Items from a data source ->
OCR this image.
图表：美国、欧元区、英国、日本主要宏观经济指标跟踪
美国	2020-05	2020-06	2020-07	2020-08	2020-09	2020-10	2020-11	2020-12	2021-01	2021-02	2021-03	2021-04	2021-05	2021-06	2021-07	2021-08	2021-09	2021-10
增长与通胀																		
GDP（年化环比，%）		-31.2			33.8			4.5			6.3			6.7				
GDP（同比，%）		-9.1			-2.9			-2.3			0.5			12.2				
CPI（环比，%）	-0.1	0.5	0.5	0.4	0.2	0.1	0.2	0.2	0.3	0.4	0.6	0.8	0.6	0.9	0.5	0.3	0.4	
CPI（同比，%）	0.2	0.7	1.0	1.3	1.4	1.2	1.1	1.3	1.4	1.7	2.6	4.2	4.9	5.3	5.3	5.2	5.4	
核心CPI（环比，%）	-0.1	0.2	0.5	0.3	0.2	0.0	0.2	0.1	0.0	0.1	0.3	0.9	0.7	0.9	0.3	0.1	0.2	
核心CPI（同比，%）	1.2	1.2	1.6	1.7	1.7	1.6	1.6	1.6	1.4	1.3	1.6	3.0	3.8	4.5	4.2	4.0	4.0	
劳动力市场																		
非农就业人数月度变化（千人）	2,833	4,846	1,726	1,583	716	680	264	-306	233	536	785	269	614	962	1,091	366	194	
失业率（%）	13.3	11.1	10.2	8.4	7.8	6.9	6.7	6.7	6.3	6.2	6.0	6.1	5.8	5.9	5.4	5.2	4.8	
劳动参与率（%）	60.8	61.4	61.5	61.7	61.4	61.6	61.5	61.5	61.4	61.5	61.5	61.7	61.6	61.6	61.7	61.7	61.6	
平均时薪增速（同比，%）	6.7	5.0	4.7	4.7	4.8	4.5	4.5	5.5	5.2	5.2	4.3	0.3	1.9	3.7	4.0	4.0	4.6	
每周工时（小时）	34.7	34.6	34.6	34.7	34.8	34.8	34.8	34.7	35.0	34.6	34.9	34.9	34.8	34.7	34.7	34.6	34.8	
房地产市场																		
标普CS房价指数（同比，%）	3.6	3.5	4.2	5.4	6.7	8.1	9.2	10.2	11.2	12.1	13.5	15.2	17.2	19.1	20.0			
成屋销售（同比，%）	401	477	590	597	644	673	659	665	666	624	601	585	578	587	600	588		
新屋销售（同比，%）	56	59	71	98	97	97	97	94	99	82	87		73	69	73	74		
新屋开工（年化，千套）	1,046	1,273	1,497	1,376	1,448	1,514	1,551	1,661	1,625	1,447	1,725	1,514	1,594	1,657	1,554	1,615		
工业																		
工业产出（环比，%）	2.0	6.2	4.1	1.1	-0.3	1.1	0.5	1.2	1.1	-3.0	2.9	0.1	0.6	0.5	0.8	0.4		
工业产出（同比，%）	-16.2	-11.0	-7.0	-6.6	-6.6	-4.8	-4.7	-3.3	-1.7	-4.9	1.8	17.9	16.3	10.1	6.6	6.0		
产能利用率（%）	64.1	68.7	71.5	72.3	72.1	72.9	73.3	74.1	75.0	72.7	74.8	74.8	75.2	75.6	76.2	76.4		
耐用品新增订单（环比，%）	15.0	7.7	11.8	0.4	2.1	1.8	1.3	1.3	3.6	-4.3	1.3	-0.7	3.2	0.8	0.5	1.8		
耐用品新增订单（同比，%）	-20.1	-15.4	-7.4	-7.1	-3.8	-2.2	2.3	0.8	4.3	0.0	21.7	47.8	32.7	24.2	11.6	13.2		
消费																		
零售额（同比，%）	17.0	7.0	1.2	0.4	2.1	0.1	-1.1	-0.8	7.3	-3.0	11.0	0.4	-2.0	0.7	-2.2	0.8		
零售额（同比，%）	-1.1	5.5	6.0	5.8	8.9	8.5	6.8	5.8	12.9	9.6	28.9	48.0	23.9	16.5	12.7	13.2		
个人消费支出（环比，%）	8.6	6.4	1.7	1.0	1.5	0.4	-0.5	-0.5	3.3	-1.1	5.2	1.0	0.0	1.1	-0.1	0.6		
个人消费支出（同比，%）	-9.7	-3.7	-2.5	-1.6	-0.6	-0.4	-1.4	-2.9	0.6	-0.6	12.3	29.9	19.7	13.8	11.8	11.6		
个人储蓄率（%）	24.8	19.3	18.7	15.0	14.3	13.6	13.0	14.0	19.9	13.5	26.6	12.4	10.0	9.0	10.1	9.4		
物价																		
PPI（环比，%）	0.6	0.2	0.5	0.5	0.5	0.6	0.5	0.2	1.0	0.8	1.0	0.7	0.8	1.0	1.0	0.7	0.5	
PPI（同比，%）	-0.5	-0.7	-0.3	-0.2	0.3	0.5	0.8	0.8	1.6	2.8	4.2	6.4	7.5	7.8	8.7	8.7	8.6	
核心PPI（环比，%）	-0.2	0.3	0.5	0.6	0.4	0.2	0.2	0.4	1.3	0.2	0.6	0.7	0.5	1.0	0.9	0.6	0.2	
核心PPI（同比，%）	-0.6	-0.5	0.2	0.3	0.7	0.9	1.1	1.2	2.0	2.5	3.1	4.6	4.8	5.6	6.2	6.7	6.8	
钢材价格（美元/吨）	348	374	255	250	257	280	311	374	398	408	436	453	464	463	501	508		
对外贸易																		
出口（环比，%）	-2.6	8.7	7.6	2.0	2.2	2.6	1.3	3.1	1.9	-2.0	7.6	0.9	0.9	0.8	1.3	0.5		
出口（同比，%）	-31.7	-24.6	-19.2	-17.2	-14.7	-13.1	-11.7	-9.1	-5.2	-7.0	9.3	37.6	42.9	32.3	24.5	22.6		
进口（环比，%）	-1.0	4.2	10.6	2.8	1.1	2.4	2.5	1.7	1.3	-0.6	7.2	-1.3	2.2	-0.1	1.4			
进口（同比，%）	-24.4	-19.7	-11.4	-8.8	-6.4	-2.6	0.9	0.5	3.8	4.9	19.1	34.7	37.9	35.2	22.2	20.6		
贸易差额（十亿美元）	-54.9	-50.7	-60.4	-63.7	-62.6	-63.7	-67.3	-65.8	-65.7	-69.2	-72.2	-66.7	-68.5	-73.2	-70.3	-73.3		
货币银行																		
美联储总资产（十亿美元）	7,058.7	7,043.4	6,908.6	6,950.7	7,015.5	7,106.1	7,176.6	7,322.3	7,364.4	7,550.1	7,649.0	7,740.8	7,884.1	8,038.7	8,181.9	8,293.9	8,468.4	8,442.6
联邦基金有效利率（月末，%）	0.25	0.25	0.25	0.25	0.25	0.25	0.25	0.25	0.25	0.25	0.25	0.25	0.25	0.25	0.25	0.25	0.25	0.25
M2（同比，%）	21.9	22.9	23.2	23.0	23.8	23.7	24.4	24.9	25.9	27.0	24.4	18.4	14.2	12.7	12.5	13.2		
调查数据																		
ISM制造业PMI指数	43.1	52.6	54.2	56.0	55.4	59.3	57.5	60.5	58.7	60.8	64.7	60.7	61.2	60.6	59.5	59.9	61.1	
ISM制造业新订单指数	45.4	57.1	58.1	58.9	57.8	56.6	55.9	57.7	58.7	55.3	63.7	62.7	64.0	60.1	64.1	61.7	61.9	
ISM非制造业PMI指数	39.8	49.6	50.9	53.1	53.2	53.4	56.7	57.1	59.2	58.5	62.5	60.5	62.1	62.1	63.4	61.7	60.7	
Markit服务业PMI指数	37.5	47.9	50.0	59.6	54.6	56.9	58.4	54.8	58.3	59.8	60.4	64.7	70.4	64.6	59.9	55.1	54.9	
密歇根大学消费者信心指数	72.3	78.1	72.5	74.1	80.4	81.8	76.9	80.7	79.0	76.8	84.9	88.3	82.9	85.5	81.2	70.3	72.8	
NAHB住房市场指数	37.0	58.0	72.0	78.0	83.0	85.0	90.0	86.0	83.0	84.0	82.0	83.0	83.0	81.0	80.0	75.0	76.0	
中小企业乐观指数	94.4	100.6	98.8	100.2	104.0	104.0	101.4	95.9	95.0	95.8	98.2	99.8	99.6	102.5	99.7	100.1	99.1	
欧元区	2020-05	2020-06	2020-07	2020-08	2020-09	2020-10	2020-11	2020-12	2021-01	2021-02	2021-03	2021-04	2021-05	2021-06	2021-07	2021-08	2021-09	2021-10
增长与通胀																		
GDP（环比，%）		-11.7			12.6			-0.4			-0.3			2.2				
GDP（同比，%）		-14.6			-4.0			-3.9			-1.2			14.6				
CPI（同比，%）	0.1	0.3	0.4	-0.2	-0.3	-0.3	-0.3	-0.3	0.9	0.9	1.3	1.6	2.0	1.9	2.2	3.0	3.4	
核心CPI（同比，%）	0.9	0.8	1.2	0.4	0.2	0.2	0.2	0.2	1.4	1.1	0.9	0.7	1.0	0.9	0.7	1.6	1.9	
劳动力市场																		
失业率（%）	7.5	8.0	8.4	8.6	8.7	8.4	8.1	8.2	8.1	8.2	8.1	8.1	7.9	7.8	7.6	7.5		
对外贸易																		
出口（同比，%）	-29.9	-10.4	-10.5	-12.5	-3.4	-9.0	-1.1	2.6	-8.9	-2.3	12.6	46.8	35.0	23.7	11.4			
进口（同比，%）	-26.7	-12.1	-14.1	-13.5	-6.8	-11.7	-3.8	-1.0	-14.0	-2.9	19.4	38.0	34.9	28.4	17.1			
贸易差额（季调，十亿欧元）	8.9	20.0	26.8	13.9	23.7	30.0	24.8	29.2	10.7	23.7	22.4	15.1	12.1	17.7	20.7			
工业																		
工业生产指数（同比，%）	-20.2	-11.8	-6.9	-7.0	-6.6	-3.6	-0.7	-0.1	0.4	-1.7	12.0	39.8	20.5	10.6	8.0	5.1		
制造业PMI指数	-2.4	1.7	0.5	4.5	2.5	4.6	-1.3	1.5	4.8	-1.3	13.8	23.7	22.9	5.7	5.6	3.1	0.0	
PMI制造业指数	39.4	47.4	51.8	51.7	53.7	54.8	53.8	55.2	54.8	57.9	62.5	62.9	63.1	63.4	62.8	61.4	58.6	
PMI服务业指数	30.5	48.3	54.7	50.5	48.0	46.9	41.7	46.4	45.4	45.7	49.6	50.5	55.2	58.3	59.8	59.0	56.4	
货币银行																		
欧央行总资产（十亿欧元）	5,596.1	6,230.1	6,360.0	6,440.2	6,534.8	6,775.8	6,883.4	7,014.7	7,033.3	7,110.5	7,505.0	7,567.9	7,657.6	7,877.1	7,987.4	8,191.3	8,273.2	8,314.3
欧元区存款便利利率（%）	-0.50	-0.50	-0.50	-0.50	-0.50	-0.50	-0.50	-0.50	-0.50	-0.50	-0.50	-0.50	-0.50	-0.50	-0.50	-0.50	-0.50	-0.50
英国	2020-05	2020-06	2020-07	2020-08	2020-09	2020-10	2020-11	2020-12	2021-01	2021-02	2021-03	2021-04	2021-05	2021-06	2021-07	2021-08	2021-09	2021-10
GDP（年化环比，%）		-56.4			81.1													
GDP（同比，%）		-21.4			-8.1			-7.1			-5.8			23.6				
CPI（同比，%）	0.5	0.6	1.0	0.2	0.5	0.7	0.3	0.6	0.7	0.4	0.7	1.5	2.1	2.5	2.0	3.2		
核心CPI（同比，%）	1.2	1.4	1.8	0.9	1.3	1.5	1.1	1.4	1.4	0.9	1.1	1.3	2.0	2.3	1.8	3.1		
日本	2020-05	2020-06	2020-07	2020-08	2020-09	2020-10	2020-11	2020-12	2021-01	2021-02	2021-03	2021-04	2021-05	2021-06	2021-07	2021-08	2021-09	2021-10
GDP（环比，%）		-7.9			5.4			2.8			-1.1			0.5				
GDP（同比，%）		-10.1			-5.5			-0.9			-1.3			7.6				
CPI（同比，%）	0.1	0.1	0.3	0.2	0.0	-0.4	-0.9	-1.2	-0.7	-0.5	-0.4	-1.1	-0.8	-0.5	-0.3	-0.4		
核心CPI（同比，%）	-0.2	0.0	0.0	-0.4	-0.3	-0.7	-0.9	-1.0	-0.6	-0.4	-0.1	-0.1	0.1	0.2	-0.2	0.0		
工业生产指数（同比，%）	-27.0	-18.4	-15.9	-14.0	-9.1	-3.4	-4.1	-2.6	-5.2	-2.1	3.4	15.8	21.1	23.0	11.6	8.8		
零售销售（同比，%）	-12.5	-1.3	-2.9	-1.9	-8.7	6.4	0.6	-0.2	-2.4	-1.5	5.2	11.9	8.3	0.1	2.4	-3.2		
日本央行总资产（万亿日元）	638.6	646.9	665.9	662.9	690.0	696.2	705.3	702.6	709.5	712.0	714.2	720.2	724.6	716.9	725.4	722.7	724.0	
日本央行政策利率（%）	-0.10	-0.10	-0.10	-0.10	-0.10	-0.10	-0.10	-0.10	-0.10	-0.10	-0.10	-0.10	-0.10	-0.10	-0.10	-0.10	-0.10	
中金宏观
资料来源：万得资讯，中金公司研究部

What the exercise asks ->
Within the material above, find the lines that contain the word "核心PPI"; copy them.

The solution ->
核心PPI（环比，%）	-0.2	0.3	0.5	0.6	0.4	0.2	0.2	0.4	1.3	0.2	0.6	0.7	0.5	1.0	0.9	0.6	0.2	
核心PPI（同比，%）	-0.6	-0.5	0.2	0.3	0.7	0.9	1.1	1.2	2.0	2.5	3.1	4.6	4.8	5.6	6.2	6.7	6.8	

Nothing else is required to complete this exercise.